┏━━

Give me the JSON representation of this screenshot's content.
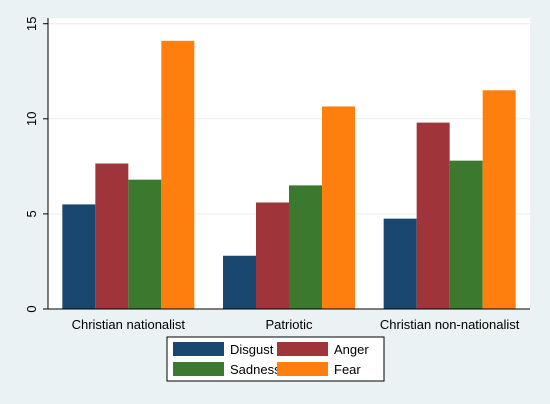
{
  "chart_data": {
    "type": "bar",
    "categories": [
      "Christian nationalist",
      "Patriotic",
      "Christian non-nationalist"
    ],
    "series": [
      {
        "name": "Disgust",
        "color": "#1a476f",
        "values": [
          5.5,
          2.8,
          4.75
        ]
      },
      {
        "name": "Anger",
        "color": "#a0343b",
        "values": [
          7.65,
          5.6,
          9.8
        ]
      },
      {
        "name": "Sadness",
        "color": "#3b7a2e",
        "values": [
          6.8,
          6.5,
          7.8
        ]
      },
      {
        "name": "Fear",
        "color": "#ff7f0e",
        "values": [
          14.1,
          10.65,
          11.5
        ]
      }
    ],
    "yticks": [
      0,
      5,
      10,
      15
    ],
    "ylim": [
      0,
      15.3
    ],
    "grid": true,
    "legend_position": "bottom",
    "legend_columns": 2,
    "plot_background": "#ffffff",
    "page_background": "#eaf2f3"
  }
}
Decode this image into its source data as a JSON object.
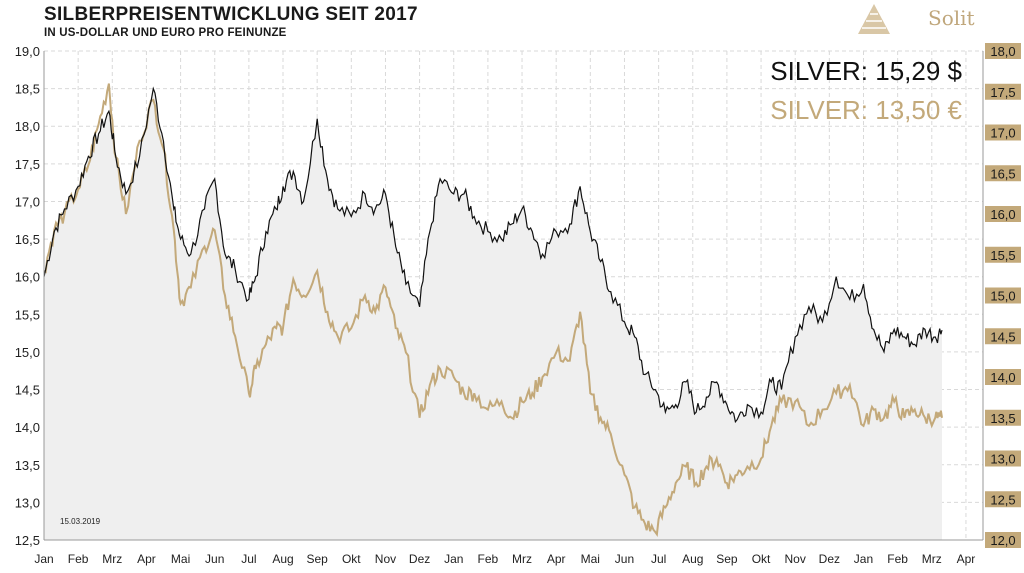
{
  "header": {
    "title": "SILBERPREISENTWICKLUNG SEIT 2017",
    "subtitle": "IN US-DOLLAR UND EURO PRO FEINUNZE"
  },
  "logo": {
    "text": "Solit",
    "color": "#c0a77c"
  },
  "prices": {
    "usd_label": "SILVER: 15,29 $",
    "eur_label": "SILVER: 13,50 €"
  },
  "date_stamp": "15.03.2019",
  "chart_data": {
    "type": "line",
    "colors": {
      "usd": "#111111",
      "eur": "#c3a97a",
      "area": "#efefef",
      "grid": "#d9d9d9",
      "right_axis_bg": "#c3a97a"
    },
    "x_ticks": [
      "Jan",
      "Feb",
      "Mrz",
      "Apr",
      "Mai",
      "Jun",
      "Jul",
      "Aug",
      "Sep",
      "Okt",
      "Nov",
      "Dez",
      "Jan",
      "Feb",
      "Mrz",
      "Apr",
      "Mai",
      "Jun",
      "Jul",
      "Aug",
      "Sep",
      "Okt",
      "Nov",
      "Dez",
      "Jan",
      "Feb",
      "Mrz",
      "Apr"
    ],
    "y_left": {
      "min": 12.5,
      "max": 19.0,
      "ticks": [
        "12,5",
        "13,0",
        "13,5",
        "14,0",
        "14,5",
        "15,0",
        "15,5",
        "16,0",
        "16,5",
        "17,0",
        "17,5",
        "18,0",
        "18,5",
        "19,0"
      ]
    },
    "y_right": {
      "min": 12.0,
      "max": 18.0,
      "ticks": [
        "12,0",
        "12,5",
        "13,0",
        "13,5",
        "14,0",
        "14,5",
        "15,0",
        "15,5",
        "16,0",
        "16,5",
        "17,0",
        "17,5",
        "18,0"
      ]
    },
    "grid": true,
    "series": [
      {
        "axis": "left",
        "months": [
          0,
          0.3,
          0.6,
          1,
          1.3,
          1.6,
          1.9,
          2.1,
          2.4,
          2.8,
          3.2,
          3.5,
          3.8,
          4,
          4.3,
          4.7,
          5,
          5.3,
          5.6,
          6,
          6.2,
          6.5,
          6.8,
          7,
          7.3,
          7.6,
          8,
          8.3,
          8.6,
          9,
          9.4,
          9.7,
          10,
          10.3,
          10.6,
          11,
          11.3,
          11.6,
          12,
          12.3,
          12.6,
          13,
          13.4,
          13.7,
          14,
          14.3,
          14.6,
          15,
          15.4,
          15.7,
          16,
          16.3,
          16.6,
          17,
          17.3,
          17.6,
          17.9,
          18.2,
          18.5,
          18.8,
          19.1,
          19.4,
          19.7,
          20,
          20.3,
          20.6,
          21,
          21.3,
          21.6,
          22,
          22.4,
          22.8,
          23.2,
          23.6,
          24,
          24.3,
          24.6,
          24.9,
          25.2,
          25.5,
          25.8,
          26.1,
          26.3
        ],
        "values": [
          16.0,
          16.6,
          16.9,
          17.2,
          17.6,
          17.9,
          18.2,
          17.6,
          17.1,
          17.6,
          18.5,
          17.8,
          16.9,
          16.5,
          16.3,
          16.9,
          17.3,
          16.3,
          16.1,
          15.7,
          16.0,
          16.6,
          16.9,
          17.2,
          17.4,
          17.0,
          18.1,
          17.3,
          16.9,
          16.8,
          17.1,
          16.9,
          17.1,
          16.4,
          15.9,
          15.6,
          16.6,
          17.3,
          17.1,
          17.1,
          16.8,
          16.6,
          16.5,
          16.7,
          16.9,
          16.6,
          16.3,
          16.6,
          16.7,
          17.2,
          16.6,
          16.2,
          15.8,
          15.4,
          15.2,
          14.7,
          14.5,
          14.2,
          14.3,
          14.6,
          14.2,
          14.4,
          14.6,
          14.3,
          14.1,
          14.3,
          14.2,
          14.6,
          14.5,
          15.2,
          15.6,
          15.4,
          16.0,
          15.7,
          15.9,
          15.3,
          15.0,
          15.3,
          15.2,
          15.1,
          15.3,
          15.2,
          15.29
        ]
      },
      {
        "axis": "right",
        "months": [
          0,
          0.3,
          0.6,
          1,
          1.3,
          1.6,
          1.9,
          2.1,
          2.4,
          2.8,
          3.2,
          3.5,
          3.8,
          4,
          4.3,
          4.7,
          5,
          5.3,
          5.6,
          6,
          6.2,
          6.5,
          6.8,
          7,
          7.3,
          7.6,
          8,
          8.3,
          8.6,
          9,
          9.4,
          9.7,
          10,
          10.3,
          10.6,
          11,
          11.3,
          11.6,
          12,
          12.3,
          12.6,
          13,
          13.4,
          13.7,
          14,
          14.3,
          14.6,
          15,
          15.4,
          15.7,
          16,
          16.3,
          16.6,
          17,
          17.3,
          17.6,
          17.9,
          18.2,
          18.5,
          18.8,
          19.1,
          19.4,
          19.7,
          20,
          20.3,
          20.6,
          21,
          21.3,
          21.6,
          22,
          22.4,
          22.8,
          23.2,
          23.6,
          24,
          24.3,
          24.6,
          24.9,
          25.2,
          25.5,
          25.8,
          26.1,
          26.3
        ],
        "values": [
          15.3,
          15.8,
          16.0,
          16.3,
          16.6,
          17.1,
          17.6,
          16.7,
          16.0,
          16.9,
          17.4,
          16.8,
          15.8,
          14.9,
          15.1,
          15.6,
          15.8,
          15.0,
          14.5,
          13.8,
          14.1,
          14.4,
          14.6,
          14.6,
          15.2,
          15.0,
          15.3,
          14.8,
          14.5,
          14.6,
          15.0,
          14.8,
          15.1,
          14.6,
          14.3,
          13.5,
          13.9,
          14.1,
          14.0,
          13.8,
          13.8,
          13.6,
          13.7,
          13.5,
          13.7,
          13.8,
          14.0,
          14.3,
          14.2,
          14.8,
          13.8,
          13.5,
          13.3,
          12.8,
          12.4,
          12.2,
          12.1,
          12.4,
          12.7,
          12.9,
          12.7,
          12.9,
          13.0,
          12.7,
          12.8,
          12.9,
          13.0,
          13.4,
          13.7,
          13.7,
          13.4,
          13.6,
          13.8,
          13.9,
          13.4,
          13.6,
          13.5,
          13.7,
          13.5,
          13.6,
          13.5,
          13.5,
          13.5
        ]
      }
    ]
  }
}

┗━━
┏━━

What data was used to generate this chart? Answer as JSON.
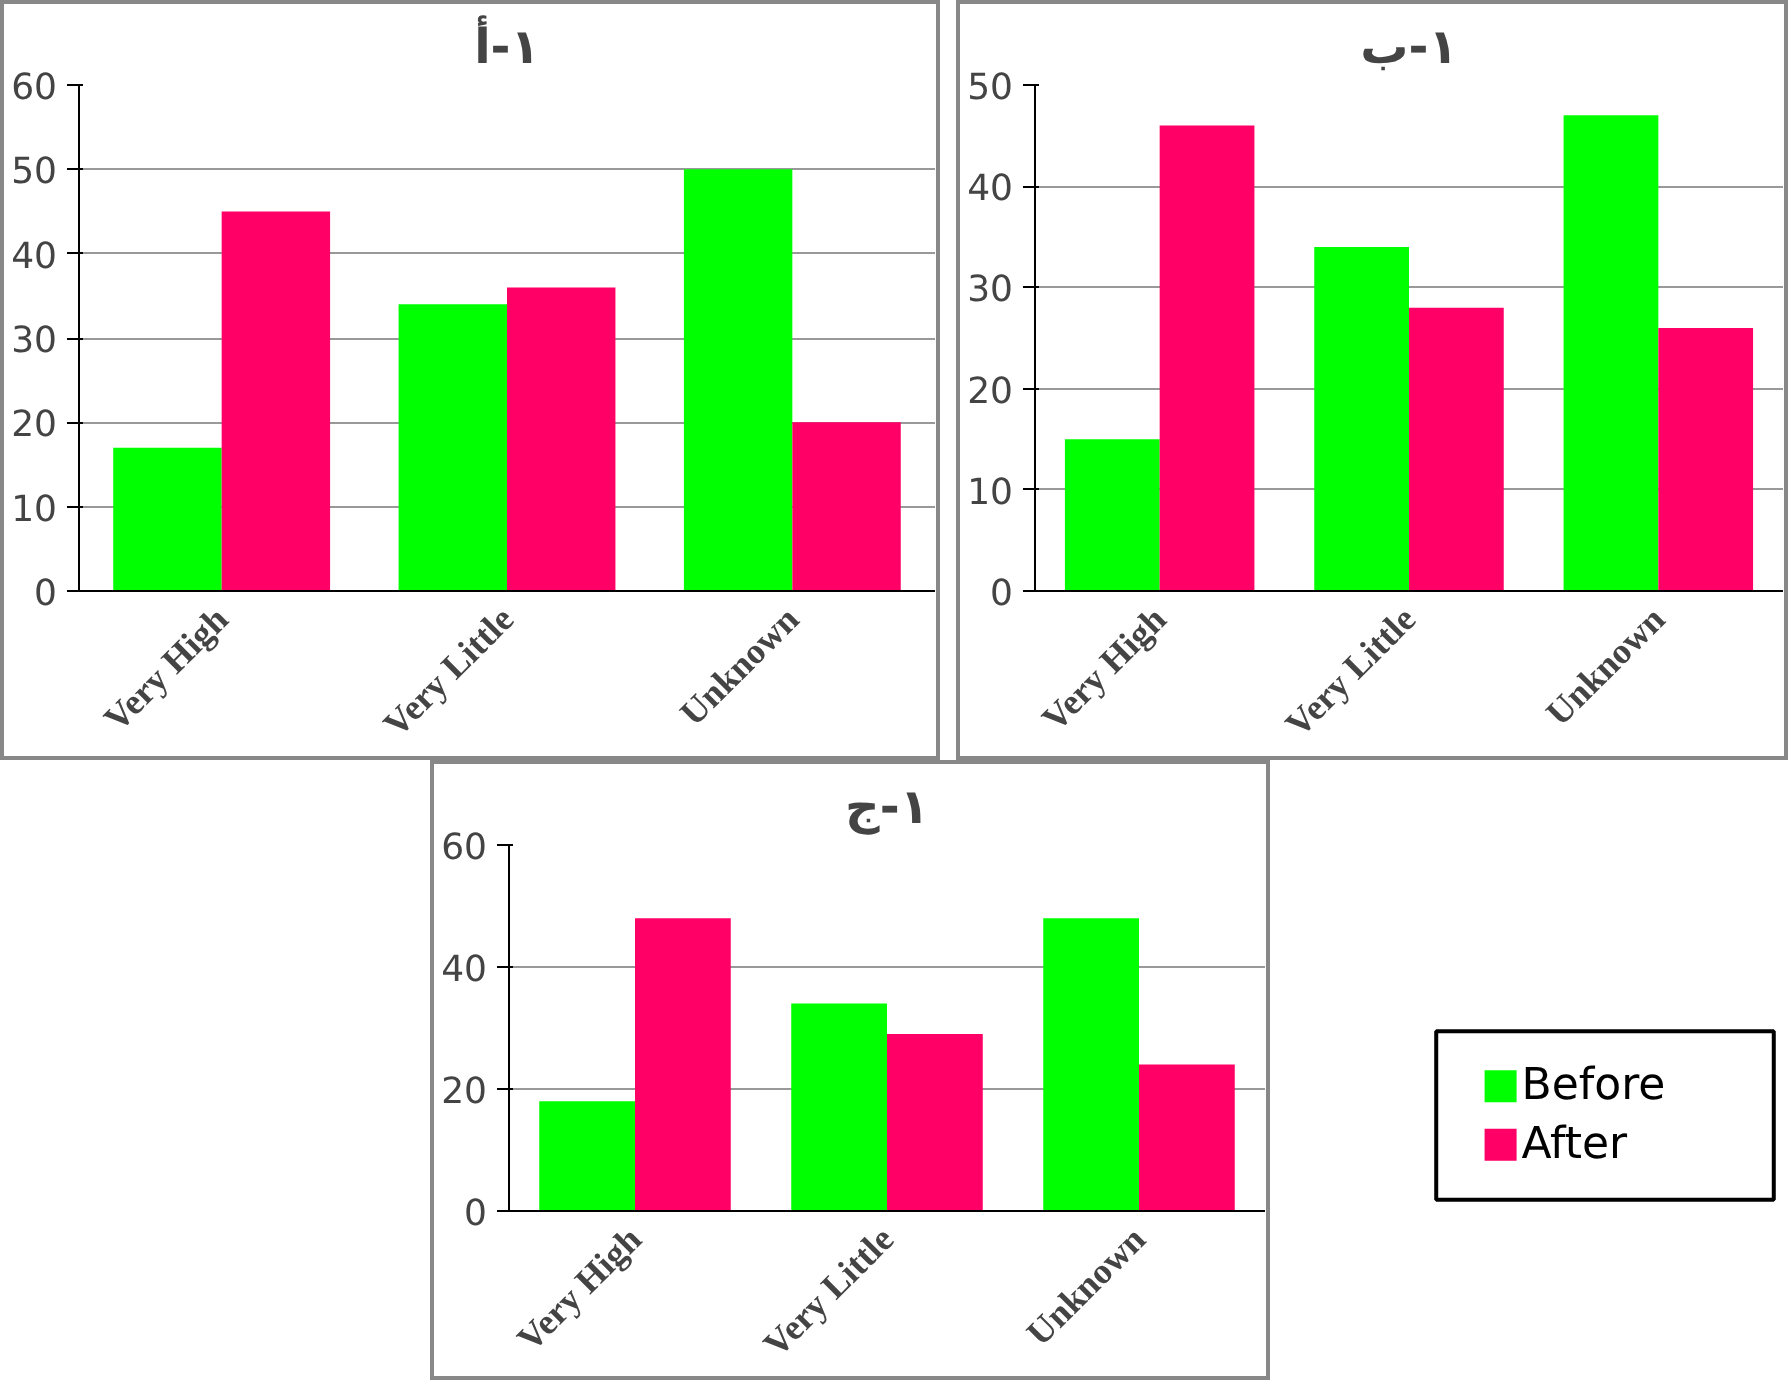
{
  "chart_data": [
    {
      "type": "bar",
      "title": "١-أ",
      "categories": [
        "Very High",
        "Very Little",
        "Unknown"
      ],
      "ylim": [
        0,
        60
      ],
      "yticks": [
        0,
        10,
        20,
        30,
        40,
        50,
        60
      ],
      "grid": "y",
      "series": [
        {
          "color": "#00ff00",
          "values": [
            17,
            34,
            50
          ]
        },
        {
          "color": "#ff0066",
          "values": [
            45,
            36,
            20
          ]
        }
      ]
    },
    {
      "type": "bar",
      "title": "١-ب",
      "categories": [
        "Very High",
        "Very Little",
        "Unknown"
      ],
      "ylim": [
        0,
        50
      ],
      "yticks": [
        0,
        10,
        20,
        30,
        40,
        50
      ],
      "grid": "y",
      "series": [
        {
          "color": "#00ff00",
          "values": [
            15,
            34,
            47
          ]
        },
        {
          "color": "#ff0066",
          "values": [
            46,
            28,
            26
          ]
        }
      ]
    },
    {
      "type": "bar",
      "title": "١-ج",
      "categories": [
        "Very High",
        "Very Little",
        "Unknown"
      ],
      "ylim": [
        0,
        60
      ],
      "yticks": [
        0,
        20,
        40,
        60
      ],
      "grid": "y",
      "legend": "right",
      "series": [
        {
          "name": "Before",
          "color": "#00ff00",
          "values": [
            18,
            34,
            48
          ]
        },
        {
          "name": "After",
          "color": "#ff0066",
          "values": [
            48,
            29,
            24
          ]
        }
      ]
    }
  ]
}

┗━━

STATED TASK> Pick out each line containing "Christian" and report it.

RESPONSE TO THE TASK>
      "Christian nationalist",
      "Christian non-nationalist"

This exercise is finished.